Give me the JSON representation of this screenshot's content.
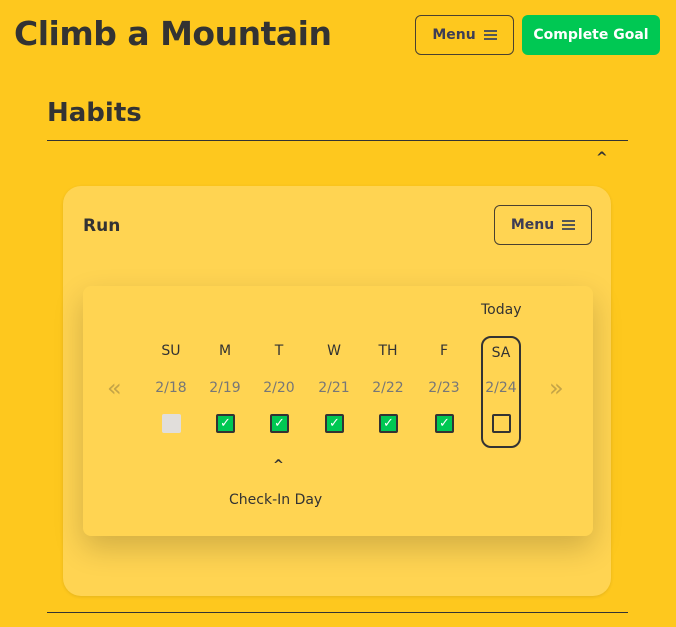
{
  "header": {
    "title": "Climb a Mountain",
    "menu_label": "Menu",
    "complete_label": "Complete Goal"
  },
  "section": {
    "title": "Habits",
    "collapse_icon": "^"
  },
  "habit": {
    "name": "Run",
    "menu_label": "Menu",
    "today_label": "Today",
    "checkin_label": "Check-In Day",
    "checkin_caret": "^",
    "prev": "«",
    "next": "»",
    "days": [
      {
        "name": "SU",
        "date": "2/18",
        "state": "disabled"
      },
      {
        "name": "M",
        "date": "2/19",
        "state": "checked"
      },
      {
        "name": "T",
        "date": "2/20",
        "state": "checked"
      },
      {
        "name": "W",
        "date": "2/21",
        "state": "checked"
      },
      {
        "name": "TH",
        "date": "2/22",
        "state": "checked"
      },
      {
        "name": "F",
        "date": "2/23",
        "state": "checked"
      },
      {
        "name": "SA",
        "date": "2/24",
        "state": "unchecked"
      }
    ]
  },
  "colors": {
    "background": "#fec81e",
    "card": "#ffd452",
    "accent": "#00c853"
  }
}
▬▬▬▬▬▬▬▬▬▬
(Problem details)
Extract all lines that hold the word "date".

(Solution to the problem)
        "date": "2/18",
        "date": "2/19",
        "date": "2/20",
        "date": "2/21",
        "date": "2/22",
        "date": "2/23",
        "date": "2/24",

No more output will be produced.